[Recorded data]
------------------------------------

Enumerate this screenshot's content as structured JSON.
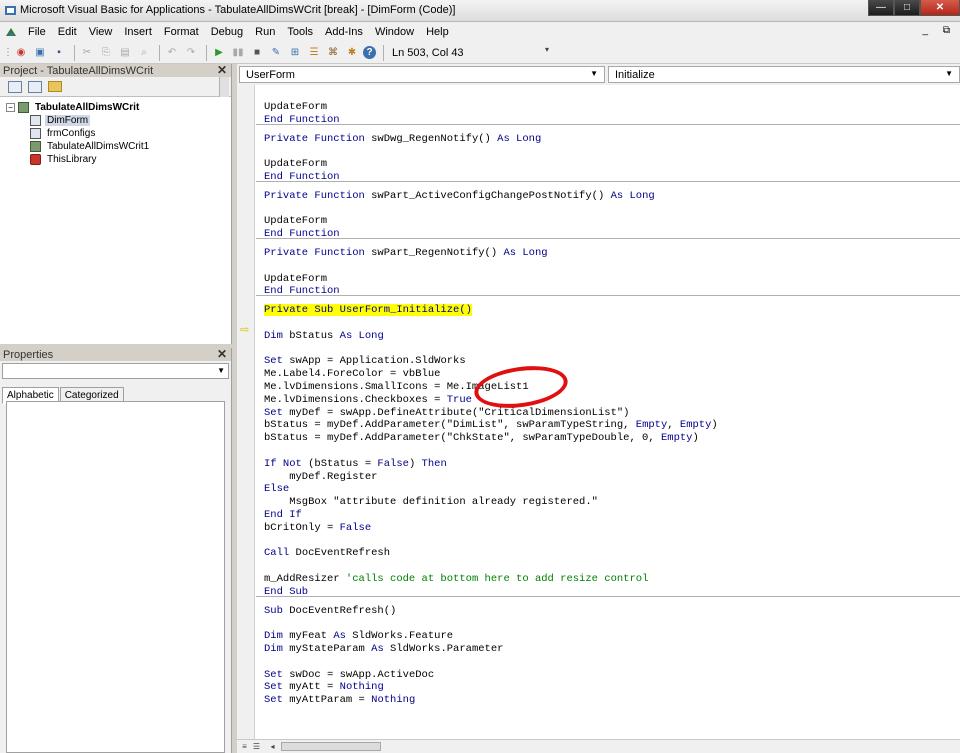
{
  "window": {
    "title": "Microsoft Visual Basic for Applications - TabulateAllDimsWCrit [break] - [DimForm (Code)]",
    "min": "—",
    "max": "□",
    "close": "✕"
  },
  "menu": [
    "File",
    "Edit",
    "View",
    "Insert",
    "Format",
    "Debug",
    "Run",
    "Tools",
    "Add-Ins",
    "Window",
    "Help"
  ],
  "menu_mdi": "_ ⧉",
  "toolbar": {
    "position": "Ln 503, Col 43"
  },
  "project": {
    "title": "Project - TabulateAllDimsWCrit",
    "tree": [
      {
        "label": "TabulateAllDimsWCrit",
        "level": 0,
        "icon": "project-icon"
      },
      {
        "label": "DimForm",
        "level": 1,
        "icon": "userform-icon",
        "selected": true
      },
      {
        "label": "frmConfigs",
        "level": 1,
        "icon": "userform-icon"
      },
      {
        "label": "TabulateAllDimsWCrit1",
        "level": 1,
        "icon": "module-icon"
      },
      {
        "label": "ThisLibrary",
        "level": 1,
        "icon": "library-icon"
      }
    ]
  },
  "properties": {
    "title": "Properties",
    "tabs": [
      "Alphabetic",
      "Categorized"
    ]
  },
  "code": {
    "object_combo": "UserForm",
    "proc_combo": "Initialize",
    "lines": [
      {
        "t": "UpdateForm"
      },
      {
        "t": "End Function",
        "k": true
      },
      {
        "sep": true
      },
      {
        "t": "Private Function swDwg_RegenNotify() As Long",
        "mix": [
          [
            "Private Function ",
            1
          ],
          [
            "swDwg_RegenNotify() ",
            0
          ],
          [
            "As Long",
            1
          ]
        ]
      },
      {
        "t": ""
      },
      {
        "t": "UpdateForm"
      },
      {
        "t": "End Function",
        "k": true
      },
      {
        "sep": true
      },
      {
        "t": "Private Function swPart_ActiveConfigChangePostNotify() As Long",
        "mix": [
          [
            "Private Function ",
            1
          ],
          [
            "swPart_ActiveConfigChangePostNotify() ",
            0
          ],
          [
            "As Long",
            1
          ]
        ]
      },
      {
        "t": ""
      },
      {
        "t": "UpdateForm"
      },
      {
        "t": "End Function",
        "k": true
      },
      {
        "sep": true
      },
      {
        "t": "Private Function swPart_RegenNotify() As Long",
        "mix": [
          [
            "Private Function ",
            1
          ],
          [
            "swPart_RegenNotify() ",
            0
          ],
          [
            "As Long",
            1
          ]
        ]
      },
      {
        "t": ""
      },
      {
        "t": "UpdateForm"
      },
      {
        "t": "End Function",
        "k": true
      },
      {
        "sep": true
      },
      {
        "t": "Private Sub UserForm_Initialize()",
        "hl": true
      },
      {
        "t": ""
      },
      {
        "t": "Dim bStatus As Long",
        "mix": [
          [
            "Dim ",
            1
          ],
          [
            "bStatus ",
            0
          ],
          [
            "As Long",
            1
          ]
        ]
      },
      {
        "t": ""
      },
      {
        "t": "Set swApp = Application.SldWorks",
        "mix": [
          [
            "Set ",
            1
          ],
          [
            "swApp = Application.SldWorks",
            0
          ]
        ]
      },
      {
        "t": "Me.Label4.ForeColor = vbBlue"
      },
      {
        "t": "Me.lvDimensions.SmallIcons = Me.ImageList1"
      },
      {
        "t": "Me.lvDimensions.Checkboxes = True",
        "mix": [
          [
            "Me.lvDimensions.Checkboxes = ",
            0
          ],
          [
            "True",
            1
          ]
        ]
      },
      {
        "t": "Set myDef = swApp.DefineAttribute(\"CriticalDimensionList\")",
        "mix": [
          [
            "Set ",
            1
          ],
          [
            "myDef = swApp.DefineAttribute(\"CriticalDimensionList\")",
            0
          ]
        ]
      },
      {
        "t": "bStatus = myDef.AddParameter(\"DimList\", swParamTypeString, Empty, Empty)",
        "mix": [
          [
            "bStatus = myDef.AddParameter(\"DimList\", swParamTypeString, ",
            0
          ],
          [
            "Empty",
            1
          ],
          [
            ", ",
            0
          ],
          [
            "Empty",
            1
          ],
          [
            ")",
            0
          ]
        ]
      },
      {
        "t": "bStatus = myDef.AddParameter(\"ChkState\", swParamTypeDouble, 0, Empty)",
        "mix": [
          [
            "bStatus = myDef.AddParameter(\"ChkState\", swParamTypeDouble, 0, ",
            0
          ],
          [
            "Empty",
            1
          ],
          [
            ")",
            0
          ]
        ]
      },
      {
        "t": ""
      },
      {
        "t": "If Not (bStatus = False) Then",
        "mix": [
          [
            "If Not ",
            1
          ],
          [
            "(bStatus = ",
            0
          ],
          [
            "False",
            1
          ],
          [
            ") ",
            0
          ],
          [
            "Then",
            1
          ]
        ]
      },
      {
        "t": "    myDef.Register"
      },
      {
        "t": "Else",
        "k": true
      },
      {
        "t": "    MsgBox \"attribute definition already registered.\""
      },
      {
        "t": "End If",
        "k": true
      },
      {
        "t": "bCritOnly = False",
        "mix": [
          [
            "bCritOnly = ",
            0
          ],
          [
            "False",
            1
          ]
        ]
      },
      {
        "t": ""
      },
      {
        "t": "Call DocEventRefresh",
        "mix": [
          [
            "Call ",
            1
          ],
          [
            "DocEventRefresh",
            0
          ]
        ]
      },
      {
        "t": ""
      },
      {
        "t": "m_AddResizer 'calls code at bottom here to add resize control",
        "mix": [
          [
            "m_AddResizer ",
            0
          ],
          [
            "'calls code at bottom here to add resize control",
            2
          ]
        ]
      },
      {
        "t": "End Sub",
        "k": true
      },
      {
        "sep": true
      },
      {
        "t": "Sub DocEventRefresh()",
        "mix": [
          [
            "Sub ",
            1
          ],
          [
            "DocEventRefresh()",
            0
          ]
        ]
      },
      {
        "t": ""
      },
      {
        "t": "Dim myFeat As SldWorks.Feature",
        "mix": [
          [
            "Dim ",
            1
          ],
          [
            "myFeat ",
            0
          ],
          [
            "As ",
            1
          ],
          [
            "SldWorks.Feature",
            0
          ]
        ]
      },
      {
        "t": "Dim myStateParam As SldWorks.Parameter",
        "mix": [
          [
            "Dim ",
            1
          ],
          [
            "myStateParam ",
            0
          ],
          [
            "As ",
            1
          ],
          [
            "SldWorks.Parameter",
            0
          ]
        ]
      },
      {
        "t": ""
      },
      {
        "t": "Set swDoc = swApp.ActiveDoc",
        "mix": [
          [
            "Set ",
            1
          ],
          [
            "swDoc = swApp.ActiveDoc",
            0
          ]
        ]
      },
      {
        "t": "Set myAtt = Nothing",
        "mix": [
          [
            "Set ",
            1
          ],
          [
            "myAtt = ",
            0
          ],
          [
            "Nothing",
            1
          ]
        ]
      },
      {
        "t": "Set myAttParam = Nothing",
        "mix": [
          [
            "Set ",
            1
          ],
          [
            "myAttParam = ",
            0
          ],
          [
            "Nothing",
            1
          ]
        ]
      }
    ]
  },
  "colors": {
    "keyword": "#00008b",
    "comment": "#008000",
    "highlight": "#ffff00",
    "annotation": "#e01010"
  }
}
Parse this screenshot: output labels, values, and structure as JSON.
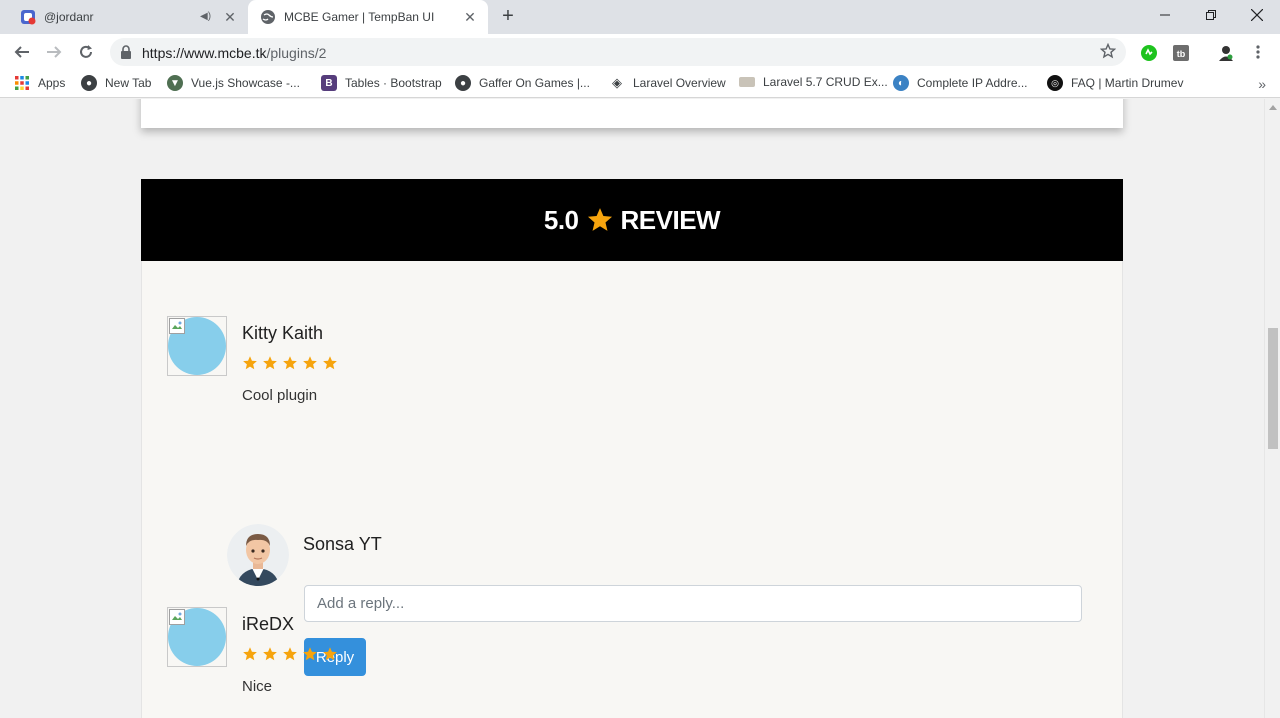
{
  "browser": {
    "tabs": [
      {
        "title": "@jordanr",
        "active": false
      },
      {
        "title": "MCBE Gamer | TempBan UI",
        "active": true
      }
    ],
    "url_host": "https://www.mcbe.tk",
    "url_path": "/plugins/2",
    "bookmarks": [
      {
        "label": "Apps",
        "icon": "apps-grid-icon"
      },
      {
        "label": "New Tab",
        "icon": "globe-icon"
      },
      {
        "label": "Vue.js Showcase -...",
        "icon": "vue-icon"
      },
      {
        "label": "Tables · Bootstrap",
        "icon": "bootstrap-icon"
      },
      {
        "label": "Gaffer On Games |...",
        "icon": "globe-icon"
      },
      {
        "label": "Laravel Overview",
        "icon": "laravel-icon"
      },
      {
        "label": "Laravel 5.7 CRUD Ex...",
        "icon": "page-icon"
      },
      {
        "label": "Complete IP Addre...",
        "icon": "earth-icon"
      },
      {
        "label": "FAQ | Martin Drumev",
        "icon": "faq-icon"
      }
    ]
  },
  "review_section": {
    "rating": "5.0",
    "heading": "REVIEW",
    "star_color": "#f6a40e"
  },
  "reviews": [
    {
      "name": "Kitty Kaith",
      "stars": 5,
      "text": "Cool plugin"
    },
    {
      "name": "iReDX",
      "stars": 5,
      "text": "Nice"
    }
  ],
  "reply_form": {
    "user": "Sonsa YT",
    "placeholder": "Add a reply...",
    "button": "Reply"
  }
}
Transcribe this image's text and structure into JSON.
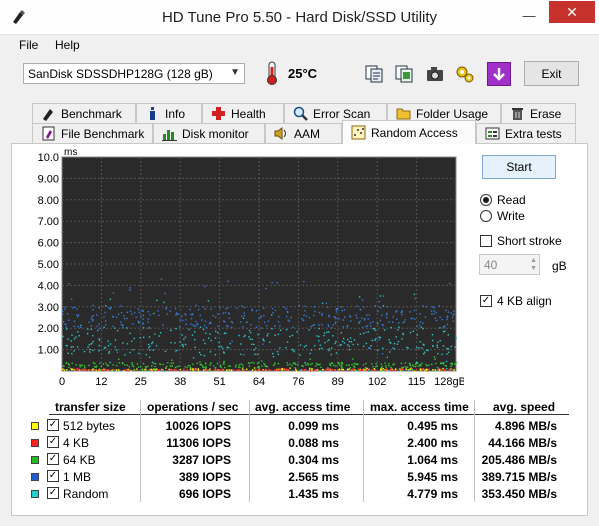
{
  "window": {
    "title": "HD Tune Pro 5.50 - Hard Disk/SSD Utility",
    "minimize": "—",
    "close": "✕"
  },
  "menu": {
    "file": "File",
    "help": "Help"
  },
  "toolbar": {
    "drive": "SanDisk SDSSDHP128G (128 gB)",
    "temperature": "25°C",
    "exit_label": "Exit",
    "icons": [
      "copy-info-icon",
      "copy-screen-icon",
      "camera-icon",
      "options-icon",
      "save-icon"
    ]
  },
  "tabs": {
    "row1": [
      "Benchmark",
      "Info",
      "Health",
      "Error Scan",
      "Folder Usage",
      "Erase"
    ],
    "row2": [
      "File Benchmark",
      "Disk monitor",
      "AAM",
      "Random Access",
      "Extra tests"
    ],
    "active": "Random Access"
  },
  "chart_data": {
    "type": "scatter",
    "y_unit": "ms",
    "y_ticks": [
      "10.0",
      "9.00",
      "8.00",
      "7.00",
      "6.00",
      "5.00",
      "4.00",
      "3.00",
      "2.00",
      "1.00"
    ],
    "x_ticks": [
      "0",
      "12",
      "25",
      "38",
      "51",
      "64",
      "76",
      "89",
      "102",
      "115",
      "128gB"
    ],
    "ylim": [
      0,
      10
    ],
    "xlim": [
      0,
      128
    ],
    "grid": true,
    "series": [
      {
        "name": "512 bytes",
        "color": "#ffff00",
        "avg_ms": 0.099
      },
      {
        "name": "4 KB",
        "color": "#ff3030",
        "avg_ms": 0.088
      },
      {
        "name": "64 KB",
        "color": "#33cc33",
        "avg_ms": 0.304
      },
      {
        "name": "1 MB",
        "color": "#3a7bd5",
        "avg_ms": 2.565
      },
      {
        "name": "Random",
        "color": "#2fc7c7",
        "avg_ms": 1.435
      }
    ]
  },
  "controls": {
    "start_label": "Start",
    "read_label": "Read",
    "write_label": "Write",
    "mode": "Read",
    "short_stroke_label": "Short stroke",
    "short_stroke_checked": false,
    "short_stroke_value": "40",
    "short_stroke_unit": "gB",
    "align_label": "4 KB align",
    "align_checked": true
  },
  "results": {
    "headers": [
      "transfer size",
      "operations / sec",
      "avg. access time",
      "max. access time",
      "avg. speed"
    ],
    "rows": [
      {
        "name": "512 bytes",
        "color": "#ffff00",
        "checked": true,
        "ops": "10026 IOPS",
        "avg": "0.099 ms",
        "max": "0.495 ms",
        "speed": "4.896 MB/s"
      },
      {
        "name": "4 KB",
        "color": "#ff2020",
        "checked": true,
        "ops": "11306 IOPS",
        "avg": "0.088 ms",
        "max": "2.400 ms",
        "speed": "44.166 MB/s"
      },
      {
        "name": "64 KB",
        "color": "#22bb22",
        "checked": true,
        "ops": "3287 IOPS",
        "avg": "0.304 ms",
        "max": "1.064 ms",
        "speed": "205.486 MB/s"
      },
      {
        "name": "1 MB",
        "color": "#2060d0",
        "checked": true,
        "ops": "389 IOPS",
        "avg": "2.565 ms",
        "max": "5.945 ms",
        "speed": "389.715 MB/s"
      },
      {
        "name": "Random",
        "color": "#20d0d0",
        "checked": true,
        "ops": "696 IOPS",
        "avg": "1.435 ms",
        "max": "4.779 ms",
        "speed": "353.450 MB/s"
      }
    ]
  }
}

------------------------------------

In the entries above, locate every line with the word "CriticalDimensionList" and copy it.

_EXERCISE RESPONSE_.
        "t": "Set myDef = swApp.DefineAttribute(\"CriticalDimensionList\")",
            "myDef = swApp.DefineAttribute(\"CriticalDimensionList\")",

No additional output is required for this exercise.